◆ **Assigned task**:
Output all the data exactly.

◆ **Records drawn from a dataset**:
- Opening Delimiter -

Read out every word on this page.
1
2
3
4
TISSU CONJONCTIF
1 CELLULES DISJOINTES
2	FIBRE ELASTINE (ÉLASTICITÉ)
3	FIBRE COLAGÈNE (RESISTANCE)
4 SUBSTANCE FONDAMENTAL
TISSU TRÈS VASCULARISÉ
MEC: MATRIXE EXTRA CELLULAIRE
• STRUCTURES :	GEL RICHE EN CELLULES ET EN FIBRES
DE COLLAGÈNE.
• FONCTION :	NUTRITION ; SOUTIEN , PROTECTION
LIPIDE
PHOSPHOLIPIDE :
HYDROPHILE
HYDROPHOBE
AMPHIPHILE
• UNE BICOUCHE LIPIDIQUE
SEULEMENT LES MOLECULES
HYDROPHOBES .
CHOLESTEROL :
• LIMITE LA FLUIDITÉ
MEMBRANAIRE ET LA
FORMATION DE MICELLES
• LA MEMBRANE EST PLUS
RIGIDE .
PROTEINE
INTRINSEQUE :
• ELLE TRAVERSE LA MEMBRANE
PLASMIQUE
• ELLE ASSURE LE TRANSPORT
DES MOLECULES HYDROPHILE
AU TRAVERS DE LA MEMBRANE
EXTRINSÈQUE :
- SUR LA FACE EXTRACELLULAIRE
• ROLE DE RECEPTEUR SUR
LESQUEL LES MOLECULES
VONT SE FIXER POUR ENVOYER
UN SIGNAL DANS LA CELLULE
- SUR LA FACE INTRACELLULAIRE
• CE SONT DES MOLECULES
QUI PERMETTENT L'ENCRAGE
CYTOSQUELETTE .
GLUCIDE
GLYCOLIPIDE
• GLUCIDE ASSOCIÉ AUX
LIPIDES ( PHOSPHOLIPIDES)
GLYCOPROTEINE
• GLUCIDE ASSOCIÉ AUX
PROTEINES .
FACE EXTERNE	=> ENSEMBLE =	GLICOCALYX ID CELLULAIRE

- Closing Delimiter -

◆ **Output for this task**:
Read out every word on this page.
1
2
3
4
TISSU CONJONCTIF
1 CELLULES DISJOINTES
2	FIBRE ELASTINE (ÉLASTICITÉ)
3	FIBRE COLAGÈNE (RESISTANCE)
4 SUBSTANCE FONDAMENTAL
TISSU TRÈS VASCULARISÉ
MEC: MATRIXE EXTRA CELLULAIRE
• STRUCTURES :	GEL RICHE EN CELLULES ET EN FIBRES
DE COLLAGÈNE.
• FONCTION :	NUTRITION ; SOUTIEN , PROTECTION
LIPIDE
PHOSPHOLIPIDE :
HYDROPHILE
HYDROPHOBE
AMPHIPHILE
• UNE BICOUCHE LIPIDIQUE
SEULEMENT LES MOLECULES
HYDROPHOBES .
CHOLESTEROL :
• LIMITE LA FLUIDITÉ
MEMBRANAIRE ET LA
FORMATION DE MICELLES
• LA MEMBRANE EST PLUS
RIGIDE .
PROTEINE
INTRINSEQUE :
• ELLE TRAVERSE LA MEMBRANE
PLASMIQUE
• ELLE ASSURE LE TRANSPORT
DES MOLECULES HYDROPHILE
AU TRAVERS DE LA MEMBRANE
EXTRINSÈQUE :
- SUR LA FACE EXTRACELLULAIRE
• ROLE DE RECEPTEUR SUR
LESQUEL LES MOLECULES
VONT SE FIXER POUR ENVOYER
UN SIGNAL DANS LA CELLULE
- SUR LA FACE INTRACELLULAIRE
• CE SONT DES MOLECULES
QUI PERMETTENT L'ENCRAGE
CYTOSQUELETTE .
GLUCIDE
GLYCOLIPIDE
• GLUCIDE ASSOCIÉ AUX
LIPIDES ( PHOSPHOLIPIDES)
GLYCOPROTEINE
• GLUCIDE ASSOCIÉ AUX
PROTEINES .
FACE EXTERNE	=> ENSEMBLE =	GLICOCALYX ID CELLULAIRE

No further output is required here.